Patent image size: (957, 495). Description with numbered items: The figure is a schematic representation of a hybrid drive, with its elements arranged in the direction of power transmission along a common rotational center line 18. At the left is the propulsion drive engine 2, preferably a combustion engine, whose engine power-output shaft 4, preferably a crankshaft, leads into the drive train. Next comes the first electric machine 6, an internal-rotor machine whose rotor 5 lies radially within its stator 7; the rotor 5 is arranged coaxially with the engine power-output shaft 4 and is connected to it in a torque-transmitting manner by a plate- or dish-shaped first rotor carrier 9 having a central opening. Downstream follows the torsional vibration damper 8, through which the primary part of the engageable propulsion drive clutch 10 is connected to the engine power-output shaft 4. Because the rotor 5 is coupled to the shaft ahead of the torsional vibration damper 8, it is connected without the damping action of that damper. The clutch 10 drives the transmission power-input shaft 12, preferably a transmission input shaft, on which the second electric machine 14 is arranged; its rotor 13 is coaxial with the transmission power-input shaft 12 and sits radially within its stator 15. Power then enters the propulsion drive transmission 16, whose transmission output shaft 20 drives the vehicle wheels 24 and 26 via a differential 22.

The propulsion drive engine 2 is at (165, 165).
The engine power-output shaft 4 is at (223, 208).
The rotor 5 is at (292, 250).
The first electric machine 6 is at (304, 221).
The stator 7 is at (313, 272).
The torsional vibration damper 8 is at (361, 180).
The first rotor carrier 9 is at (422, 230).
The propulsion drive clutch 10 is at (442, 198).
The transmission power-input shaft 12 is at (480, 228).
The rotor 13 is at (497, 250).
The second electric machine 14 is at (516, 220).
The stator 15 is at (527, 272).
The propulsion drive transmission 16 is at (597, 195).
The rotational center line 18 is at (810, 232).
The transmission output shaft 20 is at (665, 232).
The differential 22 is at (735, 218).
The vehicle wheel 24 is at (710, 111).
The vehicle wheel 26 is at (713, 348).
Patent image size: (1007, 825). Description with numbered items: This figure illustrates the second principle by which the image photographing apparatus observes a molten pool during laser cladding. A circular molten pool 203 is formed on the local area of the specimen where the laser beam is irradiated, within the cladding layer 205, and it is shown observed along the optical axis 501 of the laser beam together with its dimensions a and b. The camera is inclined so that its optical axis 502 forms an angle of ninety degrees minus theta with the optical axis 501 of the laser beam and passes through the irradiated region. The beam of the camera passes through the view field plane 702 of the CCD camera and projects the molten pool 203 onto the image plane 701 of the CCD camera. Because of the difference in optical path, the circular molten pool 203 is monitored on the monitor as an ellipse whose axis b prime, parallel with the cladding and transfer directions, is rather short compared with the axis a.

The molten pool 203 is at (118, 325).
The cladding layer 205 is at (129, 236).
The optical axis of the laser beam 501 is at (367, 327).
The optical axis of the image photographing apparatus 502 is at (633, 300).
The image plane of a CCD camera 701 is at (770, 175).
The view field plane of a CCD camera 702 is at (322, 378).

**Problem requirements**
Put every line of the records above into a JSON list of strings, one string per line, leaving out blank lines.

**Answer to this task**
[
  "Patent image size: (957, 495). Description with numbered items: The figure is a schematic representation of a hybrid drive, with its elements arranged in the direction of power transmission along a common rotational center line 18. At the left is the propulsion drive engine 2, preferably a combustion engine, whose engine power-output shaft 4, preferably a crankshaft, leads into the drive train. Next comes the first electric machine 6, an internal-rotor machine whose rotor 5 lies radially within its stator 7; the rotor 5 is arranged coaxially with the engine power-output shaft 4 and is connected to it in a torque-transmitting manner by a plate- or dish-shaped first rotor carrier 9 having a central opening. Downstream follows the torsional vibration damper 8, through which the primary part of the engageable propulsion drive clutch 10 is connected to the engine power-output shaft 4. Because the rotor 5 is coupled to the shaft ahead of the torsional vibration damper 8, it is connected without the damping action of that damper. The clutch 10 drives the transmission power-input shaft 12, preferably a transmission input shaft, on which the second electric machine 14 is arranged; its rotor 13 is coaxial with the transmission power-input shaft 12 and sits radially within its stator 15. Power then enters the propulsion drive transmission 16, whose transmission output shaft 20 drives the vehicle wheels 24 and 26 via a differential 22.",
  "The propulsion drive engine 2 is at (165, 165).",
  "The engine power-output shaft 4 is at (223, 208).",
  "The rotor 5 is at (292, 250).",
  "The first electric machine 6 is at (304, 221).",
  "The stator 7 is at (313, 272).",
  "The torsional vibration damper 8 is at (361, 180).",
  "The first rotor carrier 9 is at (422, 230).",
  "The propulsion drive clutch 10 is at (442, 198).",
  "The transmission power-input shaft 12 is at (480, 228).",
  "The rotor 13 is at (497, 250).",
  "The second electric machine 14 is at (516, 220).",
  "The stator 15 is at (527, 272).",
  "The propulsion drive transmission 16 is at (597, 195).",
  "The rotational center line 18 is at (810, 232).",
  "The transmission output shaft 20 is at (665, 232).",
  "The differential 22 is at (735, 218).",
  "The vehicle wheel 24 is at (710, 111).",
  "The vehicle wheel 26 is at (713, 348).",
  "Patent image size: (1007, 825). Description with numbered items: This figure illustrates the second principle by which the image photographing apparatus observes a molten pool during laser cladding. A circular molten pool 203 is formed on the local area of the specimen where the laser beam is irradiated, within the cladding layer 205, and it is shown observed along the optical axis 501 of the laser beam together with its dimensions a and b. The camera is inclined so that its optical axis 502 forms an angle of ninety degrees minus theta with the optical axis 501 of the laser beam and passes through the irradiated region. The beam of the camera passes through the view field plane 702 of the CCD camera and projects the molten pool 203 onto the image plane 701 of the CCD camera. Because of the difference in optical path, the circular molten pool 203 is monitored on the monitor as an ellipse whose axis b prime, parallel with the cladding and transfer directions, is rather short compared with the axis a.",
  "The molten pool 203 is at (118, 325).",
  "The cladding layer 205 is at (129, 236).",
  "The optical axis of the laser beam 501 is at (367, 327).",
  "The optical axis of the image photographing apparatus 502 is at (633, 300).",
  "The image plane of a CCD camera 701 is at (770, 175).",
  "The view field plane of a CCD camera 702 is at (322, 378)."
]